STATED EXERCISE:
Render each line of the listing below as a string in a JSON list, with one string per line and no blank lines.

# SUPPLIED INFORMATION start

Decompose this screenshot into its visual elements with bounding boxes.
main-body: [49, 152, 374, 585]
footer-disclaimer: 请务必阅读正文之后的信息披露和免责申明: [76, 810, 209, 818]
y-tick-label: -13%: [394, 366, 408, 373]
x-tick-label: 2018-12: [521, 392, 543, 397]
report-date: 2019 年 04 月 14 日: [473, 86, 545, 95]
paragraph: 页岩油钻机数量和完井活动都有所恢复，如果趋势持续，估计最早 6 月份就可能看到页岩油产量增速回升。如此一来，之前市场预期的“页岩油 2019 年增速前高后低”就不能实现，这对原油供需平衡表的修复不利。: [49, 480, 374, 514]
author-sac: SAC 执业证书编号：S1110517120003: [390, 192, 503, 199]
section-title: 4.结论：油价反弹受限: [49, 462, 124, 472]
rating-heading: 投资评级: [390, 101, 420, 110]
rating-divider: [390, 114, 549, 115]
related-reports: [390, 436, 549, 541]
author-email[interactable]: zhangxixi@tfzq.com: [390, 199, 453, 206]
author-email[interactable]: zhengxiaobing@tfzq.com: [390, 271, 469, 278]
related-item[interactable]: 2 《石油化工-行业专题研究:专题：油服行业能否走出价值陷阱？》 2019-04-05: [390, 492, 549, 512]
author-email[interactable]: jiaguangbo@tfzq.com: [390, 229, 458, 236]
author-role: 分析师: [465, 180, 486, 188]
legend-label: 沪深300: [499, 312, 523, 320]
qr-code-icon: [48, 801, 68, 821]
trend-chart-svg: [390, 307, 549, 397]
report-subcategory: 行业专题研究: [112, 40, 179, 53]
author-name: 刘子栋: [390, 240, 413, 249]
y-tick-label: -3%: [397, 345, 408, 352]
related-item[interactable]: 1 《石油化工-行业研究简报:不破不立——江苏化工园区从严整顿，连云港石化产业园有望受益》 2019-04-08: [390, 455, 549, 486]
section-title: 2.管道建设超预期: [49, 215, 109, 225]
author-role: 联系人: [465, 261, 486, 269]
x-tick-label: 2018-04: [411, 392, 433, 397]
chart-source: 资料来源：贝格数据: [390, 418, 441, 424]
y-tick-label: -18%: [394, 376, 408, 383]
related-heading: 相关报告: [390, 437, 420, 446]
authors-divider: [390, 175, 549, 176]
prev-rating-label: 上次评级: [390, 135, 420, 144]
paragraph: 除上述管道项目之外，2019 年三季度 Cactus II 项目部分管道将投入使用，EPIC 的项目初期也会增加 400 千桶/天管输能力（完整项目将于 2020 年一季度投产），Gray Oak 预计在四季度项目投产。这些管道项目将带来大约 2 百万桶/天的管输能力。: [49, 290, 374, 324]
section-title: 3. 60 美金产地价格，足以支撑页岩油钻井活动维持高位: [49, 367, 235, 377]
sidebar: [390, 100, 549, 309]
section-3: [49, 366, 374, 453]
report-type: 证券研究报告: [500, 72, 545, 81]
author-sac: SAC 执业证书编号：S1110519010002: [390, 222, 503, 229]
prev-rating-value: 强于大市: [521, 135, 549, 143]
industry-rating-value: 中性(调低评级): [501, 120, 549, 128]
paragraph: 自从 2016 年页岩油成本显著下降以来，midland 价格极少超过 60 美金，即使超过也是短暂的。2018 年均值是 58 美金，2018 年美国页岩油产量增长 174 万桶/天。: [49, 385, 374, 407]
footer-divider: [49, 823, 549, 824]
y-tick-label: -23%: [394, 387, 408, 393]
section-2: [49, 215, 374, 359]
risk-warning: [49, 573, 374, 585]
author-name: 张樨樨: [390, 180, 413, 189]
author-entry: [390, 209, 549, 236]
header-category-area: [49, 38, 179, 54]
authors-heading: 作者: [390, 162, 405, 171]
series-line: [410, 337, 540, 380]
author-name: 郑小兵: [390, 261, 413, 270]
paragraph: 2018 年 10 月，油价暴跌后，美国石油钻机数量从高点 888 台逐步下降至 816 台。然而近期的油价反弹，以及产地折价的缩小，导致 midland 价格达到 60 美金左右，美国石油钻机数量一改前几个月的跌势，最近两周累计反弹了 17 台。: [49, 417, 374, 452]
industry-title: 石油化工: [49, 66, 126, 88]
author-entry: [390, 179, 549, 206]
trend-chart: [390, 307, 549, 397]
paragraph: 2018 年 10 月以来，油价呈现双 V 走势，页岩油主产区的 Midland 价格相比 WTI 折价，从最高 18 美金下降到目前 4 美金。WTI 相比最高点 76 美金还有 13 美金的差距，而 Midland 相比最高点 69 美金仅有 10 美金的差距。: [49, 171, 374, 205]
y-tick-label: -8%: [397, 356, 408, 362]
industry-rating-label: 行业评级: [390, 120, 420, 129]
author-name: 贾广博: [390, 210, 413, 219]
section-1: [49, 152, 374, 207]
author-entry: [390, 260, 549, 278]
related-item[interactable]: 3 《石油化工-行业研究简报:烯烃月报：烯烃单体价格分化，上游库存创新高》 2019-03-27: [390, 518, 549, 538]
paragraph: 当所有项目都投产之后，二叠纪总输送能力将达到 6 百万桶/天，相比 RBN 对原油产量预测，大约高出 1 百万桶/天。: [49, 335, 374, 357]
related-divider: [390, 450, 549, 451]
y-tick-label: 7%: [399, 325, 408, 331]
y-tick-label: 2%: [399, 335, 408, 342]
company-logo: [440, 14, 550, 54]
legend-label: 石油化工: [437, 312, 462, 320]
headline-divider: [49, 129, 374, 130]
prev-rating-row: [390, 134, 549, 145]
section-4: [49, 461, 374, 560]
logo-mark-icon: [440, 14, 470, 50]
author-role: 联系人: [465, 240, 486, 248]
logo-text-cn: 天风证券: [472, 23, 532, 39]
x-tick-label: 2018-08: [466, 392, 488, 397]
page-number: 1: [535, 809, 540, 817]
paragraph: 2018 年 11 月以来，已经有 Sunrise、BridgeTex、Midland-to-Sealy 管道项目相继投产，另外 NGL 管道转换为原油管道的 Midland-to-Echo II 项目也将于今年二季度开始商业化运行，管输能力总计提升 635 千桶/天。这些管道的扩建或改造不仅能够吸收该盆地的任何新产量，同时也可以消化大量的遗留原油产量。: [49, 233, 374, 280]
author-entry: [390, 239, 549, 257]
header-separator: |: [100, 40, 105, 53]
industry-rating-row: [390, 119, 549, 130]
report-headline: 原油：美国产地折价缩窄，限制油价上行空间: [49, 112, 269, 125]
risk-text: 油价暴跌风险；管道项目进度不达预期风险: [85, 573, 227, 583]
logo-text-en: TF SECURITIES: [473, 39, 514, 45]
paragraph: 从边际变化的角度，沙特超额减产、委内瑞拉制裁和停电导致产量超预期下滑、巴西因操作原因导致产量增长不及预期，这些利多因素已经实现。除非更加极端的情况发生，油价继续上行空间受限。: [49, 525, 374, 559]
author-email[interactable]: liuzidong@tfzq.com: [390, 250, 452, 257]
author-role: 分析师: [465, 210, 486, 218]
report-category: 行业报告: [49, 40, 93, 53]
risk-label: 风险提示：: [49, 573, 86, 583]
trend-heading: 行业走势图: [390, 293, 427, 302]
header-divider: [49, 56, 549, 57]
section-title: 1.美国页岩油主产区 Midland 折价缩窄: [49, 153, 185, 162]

# SUPPLIED INFORMATION end

THE RESPONSE:
[
  "Decompose this screenshot into its visual elements with bounding boxes.",
  "main-body: [49, 152, 374, 585]",
  "footer-disclaimer: 请务必阅读正文之后的信息披露和免责申明: [76, 810, 209, 818]",
  "y-tick-label: -13%: [394, 366, 408, 373]",
  "x-tick-label: 2018-12: [521, 392, 543, 397]",
  "report-date: 2019 年 04 月 14 日: [473, 86, 545, 95]",
  "paragraph: 页岩油钻机数量和完井活动都有所恢复，如果趋势持续，估计最早 6 月份就可能看到页岩油产量增速回升。如此一来，之前市场预期的“页岩油 2019 年增速前高后低”就不能实现，这对原油供需平衡表的修复不利。: [49, 480, 374, 514]",
  "author-sac: SAC 执业证书编号：S1110517120003: [390, 192, 503, 199]",
  "section-title: 4.结论：油价反弹受限: [49, 462, 124, 472]",
  "rating-heading: 投资评级: [390, 101, 420, 110]",
  "rating-divider: [390, 114, 549, 115]",
  "related-reports: [390, 436, 549, 541]",
  "author-email[interactable]: zhangxixi@tfzq.com: [390, 199, 453, 206]",
  "author-email[interactable]: zhengxiaobing@tfzq.com: [390, 271, 469, 278]",
  "related-item[interactable]: 2 《石油化工-行业专题研究:专题：油服行业能否走出价值陷阱？》 2019-04-05: [390, 492, 549, 512]",
  "author-email[interactable]: jiaguangbo@tfzq.com: [390, 229, 458, 236]",
  "author-role: 分析师: [465, 180, 486, 188]",
  "legend-label: 沪深300: [499, 312, 523, 320]",
  "qr-code-icon: [48, 801, 68, 821]",
  "trend-chart-svg: [390, 307, 549, 397]",
  "report-subcategory: 行业专题研究: [112, 40, 179, 53]",
  "author-name: 刘子栋: [390, 240, 413, 249]",
  "y-tick-label: -3%: [397, 345, 408, 352]",
  "related-item[interactable]: 1 《石油化工-行业研究简报:不破不立——江苏化工园区从严整顿，连云港石化产业园有望受益》 2019-04-08: [390, 455, 549, 486]",
  "section-title: 2.管道建设超预期: [49, 215, 109, 225]",
  "author-role: 联系人: [465, 261, 486, 269]",
  "x-tick-label: 2018-04: [411, 392, 433, 397]",
  "chart-source: 资料来源：贝格数据: [390, 418, 441, 424]",
  "y-tick-label: -18%: [394, 376, 408, 383]",
  "related-heading: 相关报告: [390, 437, 420, 446]",
  "authors-divider: [390, 175, 549, 176]",
  "prev-rating-label: 上次评级: [390, 135, 420, 144]",
  "paragraph: 除上述管道项目之外，2019 年三季度 Cactus II 项目部分管道将投入使用，EPIC 的项目初期也会增加 400 千桶/天管输能力（完整项目将于 2020 年一季度投产），Gray Oak 预计在四季度项目投产。这些管道项目将带来大约 2 百万桶/天的管输能力。: [49, 290, 374, 324]",
  "section-title: 3. 60 美金产地价格，足以支撑页岩油钻井活动维持高位: [49, 367, 235, 377]",
  "sidebar: [390, 100, 549, 309]",
  "section-3: [49, 366, 374, 453]",
  "report-type: 证券研究报告: [500, 72, 545, 81]",
  "author-sac: SAC 执业证书编号：S1110519010002: [390, 222, 503, 229]",
  "prev-rating-value: 强于大市: [521, 135, 549, 143]",
  "industry-rating-value: 中性(调低评级): [501, 120, 549, 128]",
  "paragraph: 自从 2016 年页岩油成本显著下降以来，midland 价格极少超过 60 美金，即使超过也是短暂的。2018 年均值是 58 美金，2018 年美国页岩油产量增长 174 万桶/天。: [49, 385, 374, 407]",
  "footer-divider: [49, 823, 549, 824]",
  "y-tick-label: -23%: [394, 387, 408, 393]",
  "section-2: [49, 215, 374, 359]",
  "risk-warning: [49, 573, 374, 585]",
  "author-name: 张樨樨: [390, 180, 413, 189]",
  "author-entry: [390, 209, 549, 236]",
  "header-category-area: [49, 38, 179, 54]",
  "authors-heading: 作者: [390, 162, 405, 171]",
  "series-line: [410, 337, 540, 380]",
  "author-name: 郑小兵: [390, 261, 413, 270]",
  "paragraph: 2018 年 10 月，油价暴跌后，美国石油钻机数量从高点 888 台逐步下降至 816 台。然而近期的油价反弹，以及产地折价的缩小，导致 midland 价格达到 60 美金左右，美国石油钻机数量一改前几个月的跌势，最近两周累计反弹了 17 台。: [49, 417, 374, 452]",
  "industry-title: 石油化工: [49, 66, 126, 88]",
  "author-entry: [390, 179, 549, 206]",
  "trend-chart: [390, 307, 549, 397]",
  "paragraph: 2018 年 10 月以来，油价呈现双 V 走势，页岩油主产区的 Midland 价格相比 WTI 折价，从最高 18 美金下降到目前 4 美金。WTI 相比最高点 76 美金还有 13 美金的差距，而 Midland 相比最高点 69 美金仅有 10 美金的差距。: [49, 171, 374, 205]",
  "y-tick-label: -8%: [397, 356, 408, 362]",
  "industry-rating-label: 行业评级: [390, 120, 420, 129]",
  "author-name: 贾广博: [390, 210, 413, 219]",
  "section-1: [49, 152, 374, 207]",
  "author-entry: [390, 260, 549, 278]",
  "related-item[interactable]: 3 《石油化工-行业研究简报:烯烃月报：烯烃单体价格分化，上游库存创新高》 2019-03-27: [390, 518, 549, 538]",
  "paragraph: 当所有项目都投产之后，二叠纪总输送能力将达到 6 百万桶/天，相比 RBN 对原油产量预测，大约高出 1 百万桶/天。: [49, 335, 374, 357]",
  "related-divider: [390, 450, 549, 451]",
  "y-tick-label: 7%: [399, 325, 408, 331]",
  "y-tick-label: 2%: [399, 335, 408, 342]",
  "company-logo: [440, 14, 550, 54]",
  "legend-label: 石油化工: [437, 312, 462, 320]",
  "headline-divider: [49, 129, 374, 130]",
  "prev-rating-row: [390, 134, 549, 145]",
  "section-4: [49, 461, 374, 560]",
  "logo-mark-icon: [440, 14, 470, 50]",
  "author-role: 联系人: [465, 240, 486, 248]",
  "logo-text-cn: 天风证券: [472, 23, 532, 39]",
  "x-tick-label: 2018-08: [466, 392, 488, 397]",
  "page-number: 1: [535, 809, 540, 817]",
  "paragraph: 2018 年 11 月以来，已经有 Sunrise、BridgeTex、Midland-to-Sealy 管道项目相继投产，另外 NGL 管道转换为原油管道的 Midland-to-Echo II 项目也将于今年二季度开始商业化运行，管输能力总计提升 635 千桶/天。这些管道的扩建或改造不仅能够吸收该盆地的任何新产量，同时也可以消化大量的遗留原油产量。: [49, 233, 374, 280]",
  "author-entry: [390, 239, 549, 257]",
  "header-separator: |: [100, 40, 105, 53]",
  "industry-rating-row: [390, 119, 549, 130]",
  "report-headline: 原油：美国产地折价缩窄，限制油价上行空间: [49, 112, 269, 125]",
  "risk-text: 油价暴跌风险；管道项目进度不达预期风险: [85, 573, 227, 583]",
  "logo-text-en: TF SECURITIES: [473, 39, 514, 45]",
  "paragraph: 从边际变化的角度，沙特超额减产、委内瑞拉制裁和停电导致产量超预期下滑、巴西因操作原因导致产量增长不及预期，这些利多因素已经实现。除非更加极端的情况发生，油价继续上行空间受限。: [49, 525, 374, 559]",
  "author-email[interactable]: liuzidong@tfzq.com: [390, 250, 452, 257]",
  "author-role: 分析师: [465, 210, 486, 218]",
  "report-category: 行业报告: [49, 40, 93, 53]",
  "risk-label: 风险提示：: [49, 573, 86, 583]",
  "trend-heading: 行业走势图: [390, 293, 427, 302]",
  "header-divider: [49, 56, 549, 57]",
  "section-title: 1.美国页岩油主产区 Midland 折价缩窄: [49, 153, 185, 162]"
]